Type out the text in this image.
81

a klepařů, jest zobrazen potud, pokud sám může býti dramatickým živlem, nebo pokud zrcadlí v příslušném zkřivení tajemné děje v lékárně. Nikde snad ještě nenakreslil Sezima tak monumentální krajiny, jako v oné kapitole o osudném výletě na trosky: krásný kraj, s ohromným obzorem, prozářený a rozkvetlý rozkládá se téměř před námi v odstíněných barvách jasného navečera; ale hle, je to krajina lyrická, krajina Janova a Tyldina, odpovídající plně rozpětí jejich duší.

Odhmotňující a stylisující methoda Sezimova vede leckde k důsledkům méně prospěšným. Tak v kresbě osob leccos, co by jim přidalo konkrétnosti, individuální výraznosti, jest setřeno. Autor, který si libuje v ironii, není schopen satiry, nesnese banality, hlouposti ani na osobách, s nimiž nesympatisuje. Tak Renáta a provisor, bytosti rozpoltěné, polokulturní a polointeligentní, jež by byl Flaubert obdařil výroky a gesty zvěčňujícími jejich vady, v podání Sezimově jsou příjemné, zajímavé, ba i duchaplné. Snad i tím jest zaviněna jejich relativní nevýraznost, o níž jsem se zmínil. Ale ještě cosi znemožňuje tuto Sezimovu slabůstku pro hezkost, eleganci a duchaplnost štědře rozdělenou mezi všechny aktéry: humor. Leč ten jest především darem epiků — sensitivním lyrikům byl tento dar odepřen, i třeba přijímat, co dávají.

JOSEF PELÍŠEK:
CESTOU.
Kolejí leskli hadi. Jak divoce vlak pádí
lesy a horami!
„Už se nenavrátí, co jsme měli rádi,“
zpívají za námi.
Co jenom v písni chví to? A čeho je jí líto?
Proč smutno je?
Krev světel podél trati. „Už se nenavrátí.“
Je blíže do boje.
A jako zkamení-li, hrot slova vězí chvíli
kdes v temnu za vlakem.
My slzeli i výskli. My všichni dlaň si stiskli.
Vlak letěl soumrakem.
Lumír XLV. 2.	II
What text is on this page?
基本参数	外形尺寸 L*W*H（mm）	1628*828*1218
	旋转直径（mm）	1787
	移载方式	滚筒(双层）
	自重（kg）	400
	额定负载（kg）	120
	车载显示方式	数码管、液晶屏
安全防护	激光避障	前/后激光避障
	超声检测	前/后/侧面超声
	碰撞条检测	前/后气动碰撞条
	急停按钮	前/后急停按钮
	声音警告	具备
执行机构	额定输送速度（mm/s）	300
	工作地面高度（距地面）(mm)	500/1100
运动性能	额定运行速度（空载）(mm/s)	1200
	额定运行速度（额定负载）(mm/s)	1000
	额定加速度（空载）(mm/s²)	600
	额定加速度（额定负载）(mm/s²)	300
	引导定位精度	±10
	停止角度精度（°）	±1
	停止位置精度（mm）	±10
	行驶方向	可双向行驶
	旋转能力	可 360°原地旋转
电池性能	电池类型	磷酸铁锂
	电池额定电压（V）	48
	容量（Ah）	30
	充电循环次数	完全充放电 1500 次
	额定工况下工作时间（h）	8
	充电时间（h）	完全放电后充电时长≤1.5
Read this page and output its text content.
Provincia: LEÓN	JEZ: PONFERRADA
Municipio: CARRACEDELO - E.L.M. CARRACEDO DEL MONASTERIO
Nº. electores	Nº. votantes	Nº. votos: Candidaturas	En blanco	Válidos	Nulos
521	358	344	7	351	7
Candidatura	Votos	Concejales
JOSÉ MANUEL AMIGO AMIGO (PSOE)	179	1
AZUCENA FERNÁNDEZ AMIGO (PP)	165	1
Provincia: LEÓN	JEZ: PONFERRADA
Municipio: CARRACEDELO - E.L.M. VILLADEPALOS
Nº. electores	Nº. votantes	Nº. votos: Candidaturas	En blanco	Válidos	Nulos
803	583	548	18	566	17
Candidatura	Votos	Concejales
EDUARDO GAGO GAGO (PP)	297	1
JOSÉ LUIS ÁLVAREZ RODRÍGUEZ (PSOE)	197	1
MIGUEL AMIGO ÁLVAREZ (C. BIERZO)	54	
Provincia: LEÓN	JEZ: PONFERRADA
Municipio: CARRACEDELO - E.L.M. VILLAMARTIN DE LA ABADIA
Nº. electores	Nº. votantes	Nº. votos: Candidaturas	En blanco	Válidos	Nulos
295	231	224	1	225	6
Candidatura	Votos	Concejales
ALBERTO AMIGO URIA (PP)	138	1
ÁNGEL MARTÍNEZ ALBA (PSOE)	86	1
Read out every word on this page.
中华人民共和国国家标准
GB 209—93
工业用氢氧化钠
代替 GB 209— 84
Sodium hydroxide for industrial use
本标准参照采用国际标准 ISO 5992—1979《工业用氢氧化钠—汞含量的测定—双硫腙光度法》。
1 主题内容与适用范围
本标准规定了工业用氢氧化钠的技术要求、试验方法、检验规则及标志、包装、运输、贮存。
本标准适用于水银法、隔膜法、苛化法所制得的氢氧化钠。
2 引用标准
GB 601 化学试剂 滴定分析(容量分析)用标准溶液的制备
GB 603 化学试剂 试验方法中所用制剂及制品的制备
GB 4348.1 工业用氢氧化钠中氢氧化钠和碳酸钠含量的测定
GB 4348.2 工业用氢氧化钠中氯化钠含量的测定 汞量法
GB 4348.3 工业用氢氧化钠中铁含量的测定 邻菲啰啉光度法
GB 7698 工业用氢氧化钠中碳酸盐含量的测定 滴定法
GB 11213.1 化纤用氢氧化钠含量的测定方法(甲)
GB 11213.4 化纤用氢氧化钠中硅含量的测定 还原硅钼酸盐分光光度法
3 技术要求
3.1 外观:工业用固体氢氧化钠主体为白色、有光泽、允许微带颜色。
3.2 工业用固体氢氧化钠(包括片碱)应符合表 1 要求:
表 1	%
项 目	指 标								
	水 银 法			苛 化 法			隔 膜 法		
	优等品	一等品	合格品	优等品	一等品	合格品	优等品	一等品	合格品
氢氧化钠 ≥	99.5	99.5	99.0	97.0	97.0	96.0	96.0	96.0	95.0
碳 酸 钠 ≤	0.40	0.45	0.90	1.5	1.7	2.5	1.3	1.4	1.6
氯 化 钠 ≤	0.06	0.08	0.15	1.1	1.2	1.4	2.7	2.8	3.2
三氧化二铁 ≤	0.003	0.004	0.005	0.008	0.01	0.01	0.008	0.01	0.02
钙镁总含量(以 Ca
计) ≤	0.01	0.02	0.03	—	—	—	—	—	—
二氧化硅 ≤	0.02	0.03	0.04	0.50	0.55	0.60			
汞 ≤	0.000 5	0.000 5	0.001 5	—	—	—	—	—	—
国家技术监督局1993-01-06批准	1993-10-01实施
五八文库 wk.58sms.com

- - - -

From the listing above, reproduce all the lines exactly.

Type out the text in this image.
81

a klepařů, jest zobrazen potud, pokud sám může býti dramatickým živlem, nebo pokud zrcadlí v příslušném zkřivení tajemné děje v lékárně. Nikde snad ještě nenakreslil Sezima tak monumentální krajiny, jako v oné kapitole o osudném výletě na trosky: krásný kraj, s ohromným obzorem, prozářený a rozkvetlý rozkládá se téměř před námi v odstíněných barvách jasného navečera; ale hle, je to krajina lyrická, krajina Janova a Tyldina, odpovídající plně rozpětí jejich duší.

Odhmotňující a stylisující methoda Sezimova vede leckde k důsledkům méně prospěšným. Tak v kresbě osob leccos, co by jim přidalo konkrétnosti, individuální výraznosti, jest setřeno. Autor, který si libuje v ironii, není schopen satiry, nesnese banality, hlouposti ani na osobách, s nimiž nesympatisuje. Tak Renáta a provisor, bytosti rozpoltěné, polokulturní a polointeligentní, jež by byl Flaubert obdařil výroky a gesty zvěčňujícími jejich vady, v podání Sezimově jsou příjemné, zajímavé, ba i duchaplné. Snad i tím jest zaviněna jejich relativní nevýraznost, o níž jsem se zmínil. Ale ještě cosi znemožňuje tuto Sezimovu slabůstku pro hezkost, eleganci a duchaplnost štědře rozdělenou mezi všechny aktéry: humor. Leč ten jest především darem epiků — sensitivním lyrikům byl tento dar odepřen, i třeba přijímat, co dávají.

JOSEF PELÍŠEK:
CESTOU.
Kolejí leskli hadi. Jak divoce vlak pádí
lesy a horami!
„Už se nenavrátí, co jsme měli rádi,“
zpívají za námi.
Co jenom v písni chví to? A čeho je jí líto?
Proč smutno je?
Krev světel podél trati. „Už se nenavrátí.“
Je blíže do boje.
A jako zkamení-li, hrot slova vězí chvíli
kdes v temnu za vlakem.
My slzeli i výskli. My všichni dlaň si stiskli.
Vlak letěl soumrakem.
Lumír XLV. 2.	II
What text is on this page?
基本参数	外形尺寸 L*W*H（mm）	1628*828*1218
	旋转直径（mm）	1787
	移载方式	滚筒(双层）
	自重（kg）	400
	额定负载（kg）	120
	车载显示方式	数码管、液晶屏
安全防护	激光避障	前/后激光避障
	超声检测	前/后/侧面超声
	碰撞条检测	前/后气动碰撞条
	急停按钮	前/后急停按钮
	声音警告	具备
执行机构	额定输送速度（mm/s）	300
	工作地面高度（距地面）(mm)	500/1100
运动性能	额定运行速度（空载）(mm/s)	1200
	额定运行速度（额定负载）(mm/s)	1000
	额定加速度（空载）(mm/s²)	600
	额定加速度（额定负载）(mm/s²)	300
	引导定位精度	±10
	停止角度精度（°）	±1
	停止位置精度（mm）	±10
	行驶方向	可双向行驶
	旋转能力	可 360°原地旋转
电池性能	电池类型	磷酸铁锂
	电池额定电压（V）	48
	容量（Ah）	30
	充电循环次数	完全充放电 1500 次
	额定工况下工作时间（h）	8
	充电时间（h）	完全放电后充电时长≤1.5
Read this page and output its text content.
Provincia: LEÓN	JEZ: PONFERRADA
Municipio: CARRACEDELO - E.L.M. CARRACEDO DEL MONASTERIO
Nº. electores	Nº. votantes	Nº. votos: Candidaturas	En blanco	Válidos	Nulos
521	358	344	7	351	7
Candidatura	Votos	Concejales
JOSÉ MANUEL AMIGO AMIGO (PSOE)	179	1
AZUCENA FERNÁNDEZ AMIGO (PP)	165	1
Provincia: LEÓN	JEZ: PONFERRADA
Municipio: CARRACEDELO - E.L.M. VILLADEPALOS
Nº. electores	Nº. votantes	Nº. votos: Candidaturas	En blanco	Válidos	Nulos
803	583	548	18	566	17
Candidatura	Votos	Concejales
EDUARDO GAGO GAGO (PP)	297	1
JOSÉ LUIS ÁLVAREZ RODRÍGUEZ (PSOE)	197	1
MIGUEL AMIGO ÁLVAREZ (C. BIERZO)	54	
Provincia: LEÓN	JEZ: PONFERRADA
Municipio: CARRACEDELO - E.L.M. VILLAMARTIN DE LA ABADIA
Nº. electores	Nº. votantes	Nº. votos: Candidaturas	En blanco	Válidos	Nulos
295	231	224	1	225	6
Candidatura	Votos	Concejales
ALBERTO AMIGO URIA (PP)	138	1
ÁNGEL MARTÍNEZ ALBA (PSOE)	86	1
Read out every word on this page.
中华人民共和国国家标准
GB 209—93
工业用氢氧化钠
代替 GB 209— 84
Sodium hydroxide for industrial use
本标准参照采用国际标准 ISO 5992—1979《工业用氢氧化钠—汞含量的测定—双硫腙光度法》。
1 主题内容与适用范围
本标准规定了工业用氢氧化钠的技术要求、试验方法、检验规则及标志、包装、运输、贮存。
本标准适用于水银法、隔膜法、苛化法所制得的氢氧化钠。
2 引用标准
GB 601 化学试剂 滴定分析(容量分析)用标准溶液的制备
GB 603 化学试剂 试验方法中所用制剂及制品的制备
GB 4348.1 工业用氢氧化钠中氢氧化钠和碳酸钠含量的测定
GB 4348.2 工业用氢氧化钠中氯化钠含量的测定 汞量法
GB 4348.3 工业用氢氧化钠中铁含量的测定 邻菲啰啉光度法
GB 7698 工业用氢氧化钠中碳酸盐含量的测定 滴定法
GB 11213.1 化纤用氢氧化钠含量的测定方法(甲)
GB 11213.4 化纤用氢氧化钠中硅含量的测定 还原硅钼酸盐分光光度法
3 技术要求
3.1 外观:工业用固体氢氧化钠主体为白色、有光泽、允许微带颜色。
3.2 工业用固体氢氧化钠(包括片碱)应符合表 1 要求:
表 1	%
项 目	指 标								
	水 银 法			苛 化 法			隔 膜 法		
	优等品	一等品	合格品	优等品	一等品	合格品	优等品	一等品	合格品
氢氧化钠 ≥	99.5	99.5	99.0	97.0	97.0	96.0	96.0	96.0	95.0
碳 酸 钠 ≤	0.40	0.45	0.90	1.5	1.7	2.5	1.3	1.4	1.6
氯 化 钠 ≤	0.06	0.08	0.15	1.1	1.2	1.4	2.7	2.8	3.2
三氧化二铁 ≤	0.003	0.004	0.005	0.008	0.01	0.01	0.008	0.01	0.02
钙镁总含量(以 Ca
计) ≤	0.01	0.02	0.03	—	—	—	—	—	—
二氧化硅 ≤	0.02	0.03	0.04	0.50	0.55	0.60			
汞 ≤	0.000 5	0.000 5	0.001 5	—	—	—	—	—	—
国家技术监督局1993-01-06批准	1993-10-01实施
五八文库 wk.58sms.com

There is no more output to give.